### Your objective:
Please rewrite the records as a numbered list, from the start of the records up to and including the line with "candle-body [353,289,356,299]", leaving out any blank lines.

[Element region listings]

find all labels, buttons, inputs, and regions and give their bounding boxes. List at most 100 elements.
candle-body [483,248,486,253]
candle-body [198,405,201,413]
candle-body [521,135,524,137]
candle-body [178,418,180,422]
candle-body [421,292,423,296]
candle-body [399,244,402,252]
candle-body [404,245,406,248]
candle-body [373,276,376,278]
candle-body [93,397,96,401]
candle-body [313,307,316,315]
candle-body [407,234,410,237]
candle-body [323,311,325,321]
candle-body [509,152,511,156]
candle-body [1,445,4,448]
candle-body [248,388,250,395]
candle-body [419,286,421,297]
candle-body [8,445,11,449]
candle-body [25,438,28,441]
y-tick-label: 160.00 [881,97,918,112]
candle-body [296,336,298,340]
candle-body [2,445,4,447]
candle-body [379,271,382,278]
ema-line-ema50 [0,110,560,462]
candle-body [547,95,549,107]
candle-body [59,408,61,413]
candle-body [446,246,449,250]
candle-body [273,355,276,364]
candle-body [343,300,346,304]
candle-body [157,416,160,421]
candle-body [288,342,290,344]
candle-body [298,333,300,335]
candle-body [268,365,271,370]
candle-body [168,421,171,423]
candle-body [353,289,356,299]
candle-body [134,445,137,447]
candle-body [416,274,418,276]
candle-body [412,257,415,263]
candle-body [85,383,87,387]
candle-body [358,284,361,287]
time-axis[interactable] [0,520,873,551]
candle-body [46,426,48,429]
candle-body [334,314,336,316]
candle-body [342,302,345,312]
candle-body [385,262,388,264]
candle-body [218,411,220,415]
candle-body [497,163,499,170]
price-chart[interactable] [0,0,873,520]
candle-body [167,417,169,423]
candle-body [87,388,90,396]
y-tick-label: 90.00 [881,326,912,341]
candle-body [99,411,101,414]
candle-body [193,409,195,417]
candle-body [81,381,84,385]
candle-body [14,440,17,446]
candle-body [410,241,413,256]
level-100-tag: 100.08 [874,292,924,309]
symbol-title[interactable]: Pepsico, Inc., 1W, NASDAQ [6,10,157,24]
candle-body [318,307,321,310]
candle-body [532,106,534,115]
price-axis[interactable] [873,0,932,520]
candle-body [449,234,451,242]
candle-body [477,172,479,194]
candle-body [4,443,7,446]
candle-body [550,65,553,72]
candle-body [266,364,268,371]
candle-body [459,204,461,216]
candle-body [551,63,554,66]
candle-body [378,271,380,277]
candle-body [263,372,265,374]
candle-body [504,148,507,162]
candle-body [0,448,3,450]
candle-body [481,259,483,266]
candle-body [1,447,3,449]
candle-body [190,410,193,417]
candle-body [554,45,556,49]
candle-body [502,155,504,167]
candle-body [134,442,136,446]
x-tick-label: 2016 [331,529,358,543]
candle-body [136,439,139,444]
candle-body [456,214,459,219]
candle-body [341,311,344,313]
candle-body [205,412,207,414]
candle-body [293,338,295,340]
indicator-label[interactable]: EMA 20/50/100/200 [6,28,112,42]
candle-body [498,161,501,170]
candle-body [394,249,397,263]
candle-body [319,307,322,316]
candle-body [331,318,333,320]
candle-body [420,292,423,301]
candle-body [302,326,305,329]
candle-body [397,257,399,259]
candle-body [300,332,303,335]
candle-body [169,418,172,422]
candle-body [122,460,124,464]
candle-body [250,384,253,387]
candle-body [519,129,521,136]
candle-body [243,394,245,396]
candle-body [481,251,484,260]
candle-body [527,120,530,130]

### Finished task:
1. find all labels, buttons, inputs, and regions and give their bounding boxes. List at most 100 elements.
2. candle-body [483,248,486,253]
3. candle-body [198,405,201,413]
4. candle-body [521,135,524,137]
5. candle-body [178,418,180,422]
6. candle-body [421,292,423,296]
7. candle-body [399,244,402,252]
8. candle-body [404,245,406,248]
9. candle-body [373,276,376,278]
10. candle-body [93,397,96,401]
11. candle-body [313,307,316,315]
12. candle-body [407,234,410,237]
13. candle-body [323,311,325,321]
14. candle-body [509,152,511,156]
15. candle-body [1,445,4,448]
16. candle-body [248,388,250,395]
17. candle-body [419,286,421,297]
18. candle-body [8,445,11,449]
19. candle-body [25,438,28,441]
20. y-tick-label: 160.00 [881,97,918,112]
21. candle-body [296,336,298,340]
22. candle-body [2,445,4,447]
23. candle-body [379,271,382,278]
24. ema-line-ema50 [0,110,560,462]
25. candle-body [547,95,549,107]
26. candle-body [59,408,61,413]
27. candle-body [446,246,449,250]
28. candle-body [273,355,276,364]
29. candle-body [343,300,346,304]
30. candle-body [157,416,160,421]
31. candle-body [288,342,290,344]
32. candle-body [298,333,300,335]
33. candle-body [268,365,271,370]
34. candle-body [168,421,171,423]
35. candle-body [353,289,356,299]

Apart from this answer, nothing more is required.